-- Begin RECORD EXTRACTS --
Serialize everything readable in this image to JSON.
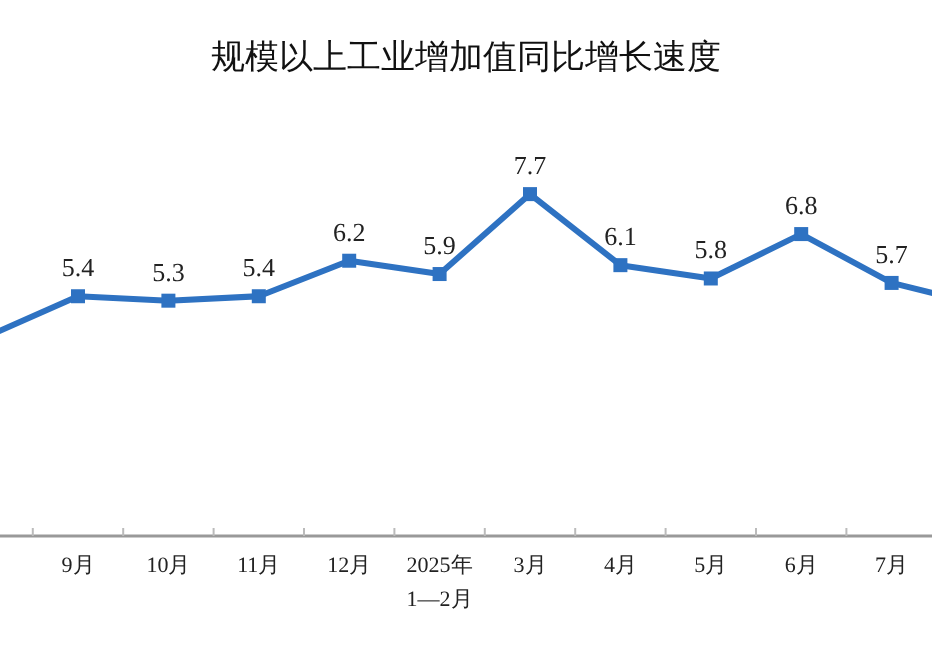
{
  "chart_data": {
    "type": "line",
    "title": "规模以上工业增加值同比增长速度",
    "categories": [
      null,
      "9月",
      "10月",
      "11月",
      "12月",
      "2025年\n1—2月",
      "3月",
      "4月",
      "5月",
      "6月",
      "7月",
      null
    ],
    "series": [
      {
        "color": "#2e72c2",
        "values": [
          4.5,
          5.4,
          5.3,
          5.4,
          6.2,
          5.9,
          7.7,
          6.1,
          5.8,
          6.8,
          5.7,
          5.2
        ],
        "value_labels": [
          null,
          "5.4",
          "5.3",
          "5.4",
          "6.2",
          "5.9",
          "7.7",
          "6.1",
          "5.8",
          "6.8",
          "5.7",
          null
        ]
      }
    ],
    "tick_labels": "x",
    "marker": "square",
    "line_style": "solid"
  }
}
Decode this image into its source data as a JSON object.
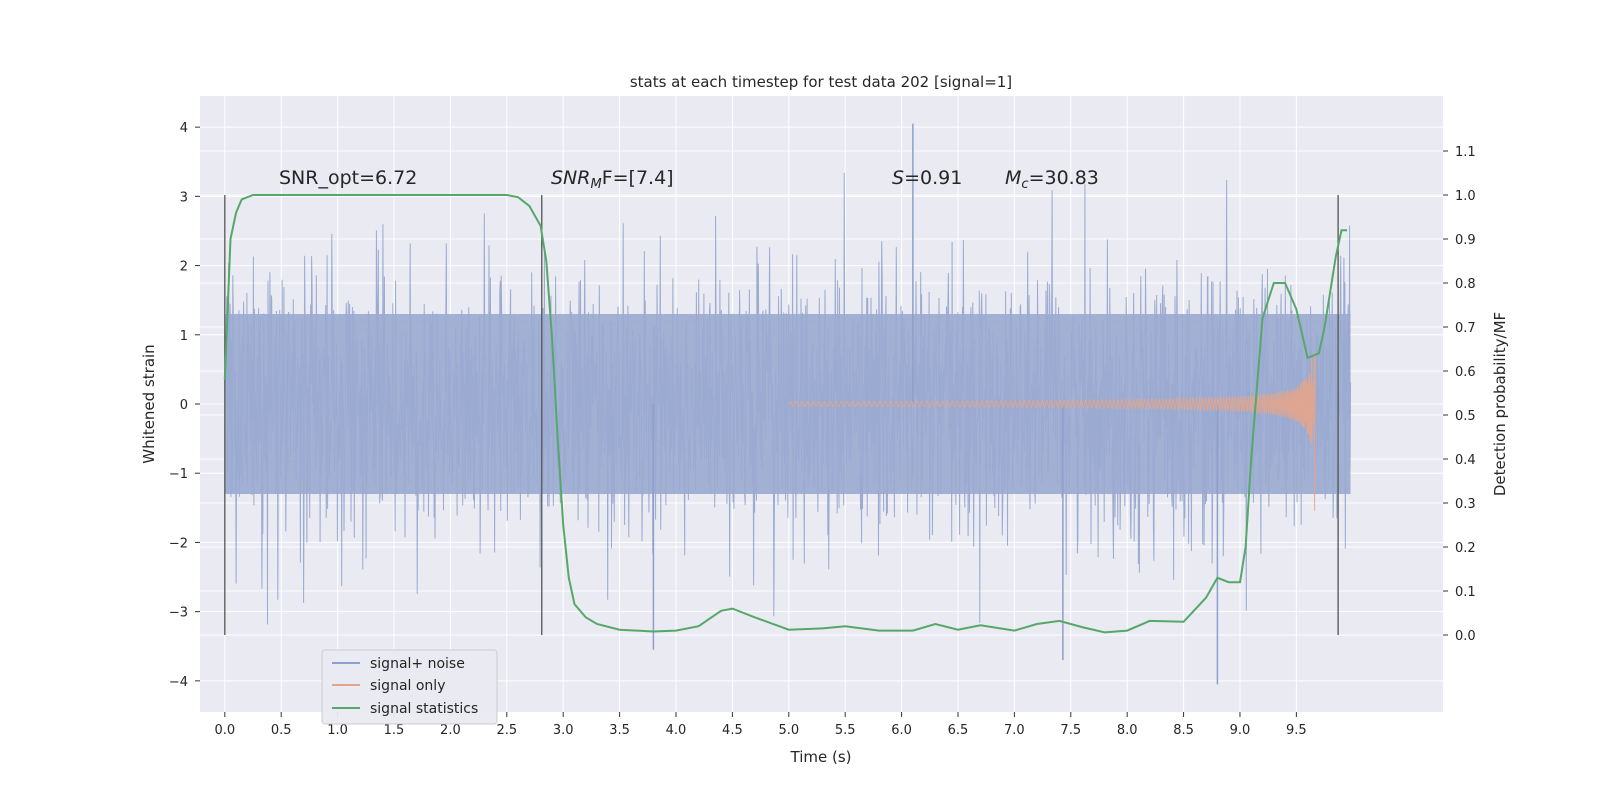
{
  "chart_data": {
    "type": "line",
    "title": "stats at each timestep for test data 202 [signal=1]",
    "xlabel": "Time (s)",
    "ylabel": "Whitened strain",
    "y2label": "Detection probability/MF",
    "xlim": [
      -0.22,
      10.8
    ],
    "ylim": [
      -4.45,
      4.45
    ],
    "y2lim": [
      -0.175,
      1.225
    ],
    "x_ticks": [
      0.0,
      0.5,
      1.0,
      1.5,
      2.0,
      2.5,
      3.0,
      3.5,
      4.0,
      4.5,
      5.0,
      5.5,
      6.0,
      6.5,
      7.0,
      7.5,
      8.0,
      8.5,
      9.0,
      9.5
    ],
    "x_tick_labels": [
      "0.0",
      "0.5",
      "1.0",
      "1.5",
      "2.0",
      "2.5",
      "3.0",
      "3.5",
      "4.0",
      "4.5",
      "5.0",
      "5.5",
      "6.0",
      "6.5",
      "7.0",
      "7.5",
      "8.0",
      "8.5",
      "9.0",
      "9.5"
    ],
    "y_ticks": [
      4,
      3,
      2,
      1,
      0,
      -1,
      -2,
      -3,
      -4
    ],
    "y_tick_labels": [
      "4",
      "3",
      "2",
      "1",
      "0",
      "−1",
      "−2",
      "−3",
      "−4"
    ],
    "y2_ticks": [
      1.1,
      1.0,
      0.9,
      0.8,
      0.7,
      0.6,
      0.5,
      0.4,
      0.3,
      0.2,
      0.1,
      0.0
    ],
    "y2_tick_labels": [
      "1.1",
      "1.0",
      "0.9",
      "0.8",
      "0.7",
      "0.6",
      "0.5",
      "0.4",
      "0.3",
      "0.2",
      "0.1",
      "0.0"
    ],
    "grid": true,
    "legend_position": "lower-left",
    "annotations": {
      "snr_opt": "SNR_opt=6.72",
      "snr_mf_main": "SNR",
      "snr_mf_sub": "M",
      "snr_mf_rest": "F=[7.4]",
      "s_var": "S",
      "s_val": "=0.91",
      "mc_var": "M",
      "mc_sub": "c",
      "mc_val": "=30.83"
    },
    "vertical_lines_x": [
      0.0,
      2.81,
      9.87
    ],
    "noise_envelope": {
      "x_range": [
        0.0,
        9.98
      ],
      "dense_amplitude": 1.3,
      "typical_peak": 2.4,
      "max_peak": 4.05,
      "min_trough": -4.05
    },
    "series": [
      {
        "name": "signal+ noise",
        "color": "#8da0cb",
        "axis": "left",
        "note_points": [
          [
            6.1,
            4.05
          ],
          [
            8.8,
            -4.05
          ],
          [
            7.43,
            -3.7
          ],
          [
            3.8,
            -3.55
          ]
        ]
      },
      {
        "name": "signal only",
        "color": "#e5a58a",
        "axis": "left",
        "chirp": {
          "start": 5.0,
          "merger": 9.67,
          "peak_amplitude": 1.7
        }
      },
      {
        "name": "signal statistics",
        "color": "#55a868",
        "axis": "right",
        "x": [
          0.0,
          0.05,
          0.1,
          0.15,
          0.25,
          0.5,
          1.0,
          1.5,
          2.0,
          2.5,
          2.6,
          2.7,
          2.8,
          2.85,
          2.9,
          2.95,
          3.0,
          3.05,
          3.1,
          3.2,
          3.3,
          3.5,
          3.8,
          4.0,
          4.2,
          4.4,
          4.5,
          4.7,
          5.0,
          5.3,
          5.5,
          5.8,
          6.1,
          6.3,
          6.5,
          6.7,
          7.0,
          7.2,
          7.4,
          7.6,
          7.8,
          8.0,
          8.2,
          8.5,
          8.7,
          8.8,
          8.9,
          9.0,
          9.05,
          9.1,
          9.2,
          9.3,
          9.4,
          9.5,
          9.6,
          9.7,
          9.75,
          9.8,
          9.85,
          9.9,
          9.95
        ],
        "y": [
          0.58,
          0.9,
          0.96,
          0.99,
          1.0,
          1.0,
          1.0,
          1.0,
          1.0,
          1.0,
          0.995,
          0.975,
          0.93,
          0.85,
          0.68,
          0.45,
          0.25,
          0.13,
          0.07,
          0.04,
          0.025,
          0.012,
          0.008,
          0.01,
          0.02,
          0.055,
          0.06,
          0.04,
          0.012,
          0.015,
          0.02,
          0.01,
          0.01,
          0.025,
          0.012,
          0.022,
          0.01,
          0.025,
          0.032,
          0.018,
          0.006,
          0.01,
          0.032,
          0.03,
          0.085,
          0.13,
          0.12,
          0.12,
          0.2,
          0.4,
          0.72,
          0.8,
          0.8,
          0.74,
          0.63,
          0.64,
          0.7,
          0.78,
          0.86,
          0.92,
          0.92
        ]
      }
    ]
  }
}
-- End RECORD EXTRACTS --
Quote every entry exactly, with the pictures omitted.

● **TASK OUTPUT**
Serialize everything readable in this image to JSON.
{
  "chart_data": {
    "type": "line",
    "title": "规模以上工业增加值同比增长速度",
    "categories": [
      null,
      "9月",
      "10月",
      "11月",
      "12月",
      "2025年\n1—2月",
      "3月",
      "4月",
      "5月",
      "6月",
      "7月",
      null
    ],
    "series": [
      {
        "color": "#2e72c2",
        "values": [
          4.5,
          5.4,
          5.3,
          5.4,
          6.2,
          5.9,
          7.7,
          6.1,
          5.8,
          6.8,
          5.7,
          5.2
        ],
        "value_labels": [
          null,
          "5.4",
          "5.3",
          "5.4",
          "6.2",
          "5.9",
          "7.7",
          "6.1",
          "5.8",
          "6.8",
          "5.7",
          null
        ]
      }
    ],
    "tick_labels": "x",
    "marker": "square",
    "line_style": "solid"
  }
}
Decode this image into its source data as a JSON object.
{
  "chart_data": {
    "type": "line",
    "title": "stats at each timestep for test data 202 [signal=1]",
    "xlabel": "Time (s)",
    "ylabel": "Whitened strain",
    "y2label": "Detection probability/MF",
    "xlim": [
      -0.22,
      10.8
    ],
    "ylim": [
      -4.45,
      4.45
    ],
    "y2lim": [
      -0.175,
      1.225
    ],
    "x_ticks": [
      0.0,
      0.5,
      1.0,
      1.5,
      2.0,
      2.5,
      3.0,
      3.5,
      4.0,
      4.5,
      5.0,
      5.5,
      6.0,
      6.5,
      7.0,
      7.5,
      8.0,
      8.5,
      9.0,
      9.5
    ],
    "x_tick_labels": [
      "0.0",
      "0.5",
      "1.0",
      "1.5",
      "2.0",
      "2.5",
      "3.0",
      "3.5",
      "4.0",
      "4.5",
      "5.0",
      "5.5",
      "6.0",
      "6.5",
      "7.0",
      "7.5",
      "8.0",
      "8.5",
      "9.0",
      "9.5"
    ],
    "y_ticks": [
      4,
      3,
      2,
      1,
      0,
      -1,
      -2,
      -3,
      -4
    ],
    "y_tick_labels": [
      "4",
      "3",
      "2",
      "1",
      "0",
      "−1",
      "−2",
      "−3",
      "−4"
    ],
    "y2_ticks": [
      1.1,
      1.0,
      0.9,
      0.8,
      0.7,
      0.6,
      0.5,
      0.4,
      0.3,
      0.2,
      0.1,
      0.0
    ],
    "y2_tick_labels": [
      "1.1",
      "1.0",
      "0.9",
      "0.8",
      "0.7",
      "0.6",
      "0.5",
      "0.4",
      "0.3",
      "0.2",
      "0.1",
      "0.0"
    ],
    "grid": true,
    "legend_position": "lower-left",
    "annotations": {
      "snr_opt": "SNR_opt=6.72",
      "snr_mf_main": "SNR",
      "snr_mf_sub": "M",
      "snr_mf_rest": "F=[7.4]",
      "s_var": "S",
      "s_val": "=0.91",
      "mc_var": "M",
      "mc_sub": "c",
      "mc_val": "=30.83"
    },
    "vertical_lines_x": [
      0.0,
      2.81,
      9.87
    ],
    "noise_envelope": {
      "x_range": [
        0.0,
        9.98
      ],
      "dense_amplitude": 1.3,
      "typical_peak": 2.4,
      "max_peak": 4.05,
      "min_trough": -4.05
    },
    "series": [
      {
        "name": "signal+ noise",
        "color": "#8da0cb",
        "axis": "left",
        "note_points": [
          [
            6.1,
            4.05
          ],
          [
            8.8,
            -4.05
          ],
          [
            7.43,
            -3.7
          ],
          [
            3.8,
            -3.55
          ]
        ]
      },
      {
        "name": "signal only",
        "color": "#e5a58a",
        "axis": "left",
        "chirp": {
          "start": 5.0,
          "merger": 9.67,
          "peak_amplitude": 1.7
        }
      },
      {
        "name": "signal statistics",
        "color": "#55a868",
        "axis": "right",
        "x": [
          0.0,
          0.05,
          0.1,
          0.15,
          0.25,
          0.5,
          1.0,
          1.5,
          2.0,
          2.5,
          2.6,
          2.7,
          2.8,
          2.85,
          2.9,
          2.95,
          3.0,
          3.05,
          3.1,
          3.2,
          3.3,
          3.5,
          3.8,
          4.0,
          4.2,
          4.4,
          4.5,
          4.7,
          5.0,
          5.3,
          5.5,
          5.8,
          6.1,
          6.3,
          6.5,
          6.7,
          7.0,
          7.2,
          7.4,
          7.6,
          7.8,
          8.0,
          8.2,
          8.5,
          8.7,
          8.8,
          8.9,
          9.0,
          9.05,
          9.1,
          9.2,
          9.3,
          9.4,
          9.5,
          9.6,
          9.7,
          9.75,
          9.8,
          9.85,
          9.9,
          9.95
        ],
        "y": [
          0.58,
          0.9,
          0.96,
          0.99,
          1.0,
          1.0,
          1.0,
          1.0,
          1.0,
          1.0,
          0.995,
          0.975,
          0.93,
          0.85,
          0.68,
          0.45,
          0.25,
          0.13,
          0.07,
          0.04,
          0.025,
          0.012,
          0.008,
          0.01,
          0.02,
          0.055,
          0.06,
          0.04,
          0.012,
          0.015,
          0.02,
          0.01,
          0.01,
          0.025,
          0.012,
          0.022,
          0.01,
          0.025,
          0.032,
          0.018,
          0.006,
          0.01,
          0.032,
          0.03,
          0.085,
          0.13,
          0.12,
          0.12,
          0.2,
          0.4,
          0.72,
          0.8,
          0.8,
          0.74,
          0.63,
          0.64,
          0.7,
          0.78,
          0.86,
          0.92,
          0.92
        ]
      }
    ]
  }
}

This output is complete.